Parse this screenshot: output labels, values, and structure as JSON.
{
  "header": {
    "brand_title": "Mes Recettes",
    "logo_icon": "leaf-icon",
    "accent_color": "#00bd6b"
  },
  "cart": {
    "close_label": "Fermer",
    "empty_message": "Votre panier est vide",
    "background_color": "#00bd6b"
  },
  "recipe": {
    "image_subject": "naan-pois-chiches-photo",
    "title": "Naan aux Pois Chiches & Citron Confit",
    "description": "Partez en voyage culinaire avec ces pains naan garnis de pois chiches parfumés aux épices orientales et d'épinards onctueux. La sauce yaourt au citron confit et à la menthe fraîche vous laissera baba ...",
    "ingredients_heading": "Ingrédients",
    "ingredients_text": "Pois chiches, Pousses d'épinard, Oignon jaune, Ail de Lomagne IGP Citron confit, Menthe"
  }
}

********

» Task to complete
All of the entries should be written out again exactly.

» Exercise output
Parse this screenshot: output labels, values, and structure as JSON.
{
  "header": {
    "brand_title": "Mes Recettes",
    "logo_icon": "leaf-icon",
    "accent_color": "#00bd6b"
  },
  "cart": {
    "close_label": "Fermer",
    "empty_message": "Votre panier est vide",
    "background_color": "#00bd6b"
  },
  "recipe": {
    "image_subject": "naan-pois-chiches-photo",
    "title": "Naan aux Pois Chiches & Citron Confit",
    "description": "Partez en voyage culinaire avec ces pains naan garnis de pois chiches parfumés aux épices orientales et d'épinards onctueux. La sauce yaourt au citron confit et à la menthe fraîche vous laissera baba ...",
    "ingredients_heading": "Ingrédients",
    "ingredients_text": "Pois chiches, Pousses d'épinard, Oignon jaune, Ail de Lomagne IGP Citron confit, Menthe"
  }
}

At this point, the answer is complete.